Work instructions: Return the number of lines that include the string "Policy", without any other text.
[begin Supplied data]
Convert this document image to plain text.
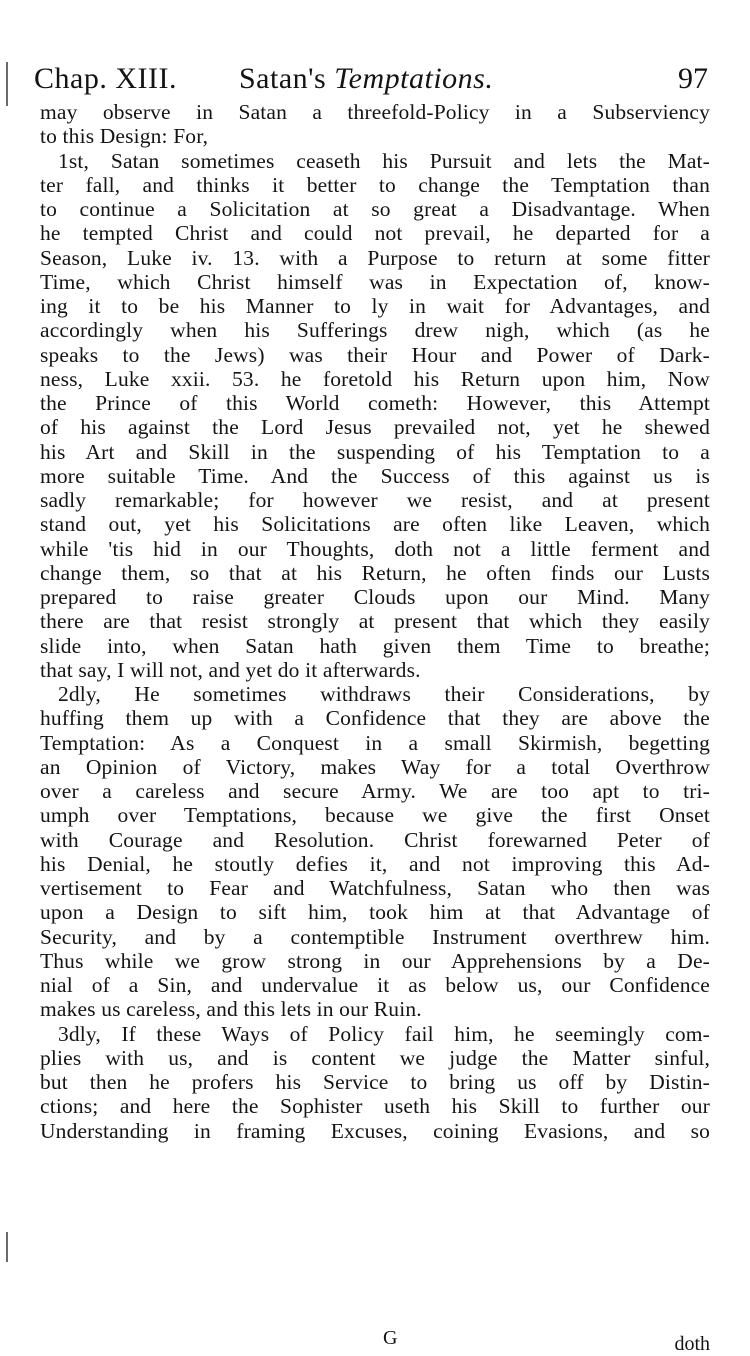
Chap. XIII. Satan's Temptations.	97
may observe in Satan a threefold-Policy in a Subserviency
to this Design: For,
1st, Satan sometimes ceaseth his Pursuit and lets the Mat-
ter fall, and thinks it better to change the Temptation than
to continue a Solicitation at so great a Disadvantage. When
he tempted Christ and could not prevail, he departed for a
Season, Luke iv. 13. with a Purpose to return at some fitter
Time, which Christ himself was in Expectation of, know-
ing it to be his Manner to ly in wait for Advantages, and
accordingly when his Sufferings drew nigh, which (as he
speaks to the Jews) was their Hour and Power of Dark-
ness, Luke xxii. 53. he foretold his Return upon him, Now
the Prince of this World cometh: However, this Attempt
of his against the Lord Jesus prevailed not, yet he shewed
his Art and Skill in the suspending of his Temptation to a
more suitable Time. And the Success of this against us is
sadly remarkable; for however we resist, and at present
stand out, yet his Solicitations are often like Leaven, which
while 'tis hid in our Thoughts, doth not a little ferment and
change them, so that at his Return, he often finds our Lusts
prepared to raise greater Clouds upon our Mind. Many
there are that resist strongly at present that which they easily
slide into, when Satan hath given them Time to breathe;
that say, I will not, and yet do it afterwards.
2dly, He sometimes withdraws their Considerations, by
huffing them up with a Confidence that they are above the
Temptation: As a Conquest in a small Skirmish, begetting
an Opinion of Victory, makes Way for a total Overthrow
over a careless and secure Army. We are too apt to tri-
umph over Temptations, because we give the first Onset
with Courage and Resolution. Christ forewarned Peter of
his Denial, he stoutly defies it, and not improving this Ad-
vertisement to Fear and Watchfulness, Satan who then was
upon a Design to sift him, took him at that Advantage of
Security, and by a contemptible Instrument overthrew him.
Thus while we grow strong in our Apprehensions by a De-
nial of a Sin, and undervalue it as below us, our Confidence
makes us careless, and this lets in our Ruin.
3dly, If these Ways of Policy fail him, he seemingly com-
plies with us, and is content we judge the Matter sinful,
but then he profers his Service to bring us off by Distin-
ctions; and here the Sophister useth his Skill to further our
Understanding in framing Excuses, coining Evasions, and so
G	doth
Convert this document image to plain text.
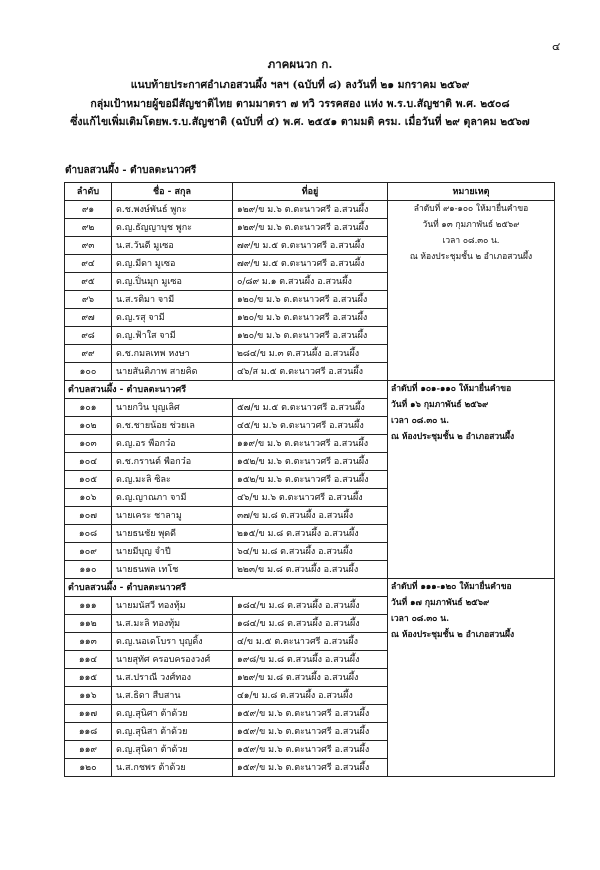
๔
ภาคผนวก ก.
แนบท้ายประกาศอำเภอสวนผึ้ง ฯลฯ (ฉบับที่ ๘) ลงวันที่ ๒๑ มกราคม ๒๕๖๙
กลุ่มเป้าหมายผู้ขอมีสัญชาติไทย ตามมาตรา ๗ ทวิ วรรคสอง แห่ง พ.ร.บ.สัญชาติ พ.ศ. ๒๕๐๘
ซึ่งแก้ไขเพิ่มเติมโดยพ.ร.บ.สัญชาติ (ฉบับที่ ๔) พ.ศ. ๒๕๕๑ ตามมติ ครม. เมื่อวันที่ ๒๙ ตุลาคม ๒๕๖๗
ตำบลสวนผึ้ง - ตำบลตะนาวศรี
ลำดับ	ชื่อ - สกุล	ที่อยู่	หมายเหตุ
๙๑	ด.ช.พงษ์พันธ์ พูกะ	๑๒๙/ข ม.๖ ต.ตะนาวศรี อ.สวนผึ้ง	ลำดับที่ ๙๑-๑๐๐ ให้มายื่นคำขอ
วันที่ ๑๓ กุมภาพันธ์ ๒๕๖๙
เวลา ๐๘.๓๐ น.
ณ ห้องประชุมชั้น ๒ อำเภอสวนผึ้ง

๙๒	ด.ญ.ธัญญาบุช พูกะ	๑๒๙/ข ม.๖ ต.ตะนาวศรี อ.สวนผึ้ง	
๙๓	น.ส.วันดี มูเซอ	๗๙/ข ม.๕ ต.ตะนาวศรี อ.สวนผึ้ง	
๙๔	ด.ญ.มีดา มูเซอ	๗๙/ข ม.๕ ต.ตะนาวศรี อ.สวนผึ้ง	
๙๕	ด.ญ.ปิ่นมุก มูเซอ	๐/๘๙ ม.๑ ต.สวนผึ้ง อ.สวนผึ้ง	
๙๖	น.ส.รติมา จามี	๑๒๐/ข ม.๖ ต.ตะนาวศรี อ.สวนผึ้ง	
๙๗	ด.ญ.รสุ จามี	๑๒๐/ข ม.๖ ต.ตะนาวศรี อ.สวนผึ้ง	
๙๘	ด.ญ.ฟ้าใส จามี	๑๒๐/ข ม.๖ ต.ตะนาวศรี อ.สวนผึ้ง	
๙๙	ด.ช.กมลเทพ หงษา	๒๘๔/ข ม.๓ ต.สวนผึ้ง อ.สวนผึ้ง	
๑๐๐	นายสันติภาพ สายคิด	๔๖/ส ม.๕ ต.ตะนาวศรี อ.สวนผึ้ง	
ตำบลสวนผึ้ง - ตำบลตะนาวศรี			ลำดับที่ ๑๐๑-๑๑๐ ให้มายื่นคำขอ
วันที่ ๑๖ กุมภาพันธ์ ๒๕๖๙
เวลา ๐๘.๓๐ น.
ณ ห้องประชุมชั้น ๒ อำเภอสวนผึ้ง

๑๐๑	นายกวิน บุญเลิศ	๕๗/ข ม.๕ ต.ตะนาวศรี อ.สวนผึ้ง	
๑๐๒	ด.ช.ชายน้อย ช่วยเล	๔๕/ข ม.๖ ต.ตะนาวศรี อ.สวนผึ้ง	
๑๐๓	ด.ญ.อร พือกว๋อ	๑๑๙/ข ม.๖ ต.ตะนาวศรี อ.สวนผึ้ง	
๑๐๔	ด.ช.กรานต์ พือกว๋อ	๑๕๒/ข ม.๖ ต.ตะนาวศรี อ.สวนผึ้ง	
๑๐๕	ด.ญ.มะลิ ซิละ	๑๕๒/ข ม.๖ ต.ตะนาวศรี อ.สวนผึ้ง	
๑๐๖	ด.ญ.ญาณภา จามี	๔๖/ข ม.๖ ต.ตะนาวศรี อ.สวนผึ้ง	
๑๐๗	นายเคระ ชาลามู	๓๗/ข ม.๘ ต.สวนผึ้ง อ.สวนผึ้ง	
๑๐๘	นายธนชัย พุดดี	๒๑๕/ข ม.๘ ต.สวนผึ้ง อ.สวนผึ้ง	
๑๐๙	นายมีบุญ จำปี	๖๔/ข ม.๘ ต.สวนผึ้ง อ.สวนผึ้ง	
๑๑๐	นายธนพล เทโช	๒๒๓/ข ม.๘ ต.สวนผึ้ง อ.สวนผึ้ง	
ตำบลสวนผึ้ง - ตำบลตะนาวศรี			ลำดับที่ ๑๑๑-๑๒๐ ให้มายื่นคำขอ
วันที่ ๑๗ กุมภาพันธ์ ๒๕๖๙
เวลา ๐๘.๓๐ น.
ณ ห้องประชุมชั้น ๒ อำเภอสวนผึ้ง

๑๑๑	นายมนัสวี ทองทุ้ม	๑๘๔/ข ม.๘ ต.สวนผึ้ง อ.สวนผึ้ง	
๑๑๒	น.ส.มะลิ ทองทุ้ม	๑๘๔/ข ม.๘ ต.สวนผึ้ง อ.สวนผึ้ง	
๑๑๓	ด.ญ.นอเดโบรา บุญดิ้ง	๔/ข ม.๕ ต.ตะนาวศรี อ.สวนผึ้ง	
๑๑๔	นายสุทัศ ครอบครองวงศ์	๑๙๘/ข ม.๘ ต.สวนผึ้ง อ.สวนผึ้ง	
๑๑๕	น.ส.ปราณี วงศ์ทอง	๑๒๙/ข ม.๘ ต.สวนผึ้ง อ.สวนผึ้ง	
๑๑๖	น.ส.ธิดา สืบสาน	๔๑/ข ม.๘ ต.สวนผึ้ง อ.สวนผึ้ง	
๑๑๗	ด.ญ.สุนิศา ต้าด้วย	๑๕๙/ข ม.๖ ต.ตะนาวศรี อ.สวนผึ้ง	
๑๑๘	ด.ญ.สุนิสา ต้าด้วย	๑๕๙/ข ม.๖ ต.ตะนาวศรี อ.สวนผึ้ง	
๑๑๙	ด.ญ.สุนิดา ต้าด้วย	๑๕๙/ข ม.๖ ต.ตะนาวศรี อ.สวนผึ้ง	
๑๒๐	น.ส.กชพร ต้าด้วย	๑๕๙/ข ม.๖ ต.ตะนาวศรี อ.สวนผึ้ง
[end Supplied data]
Result of the exercise: 2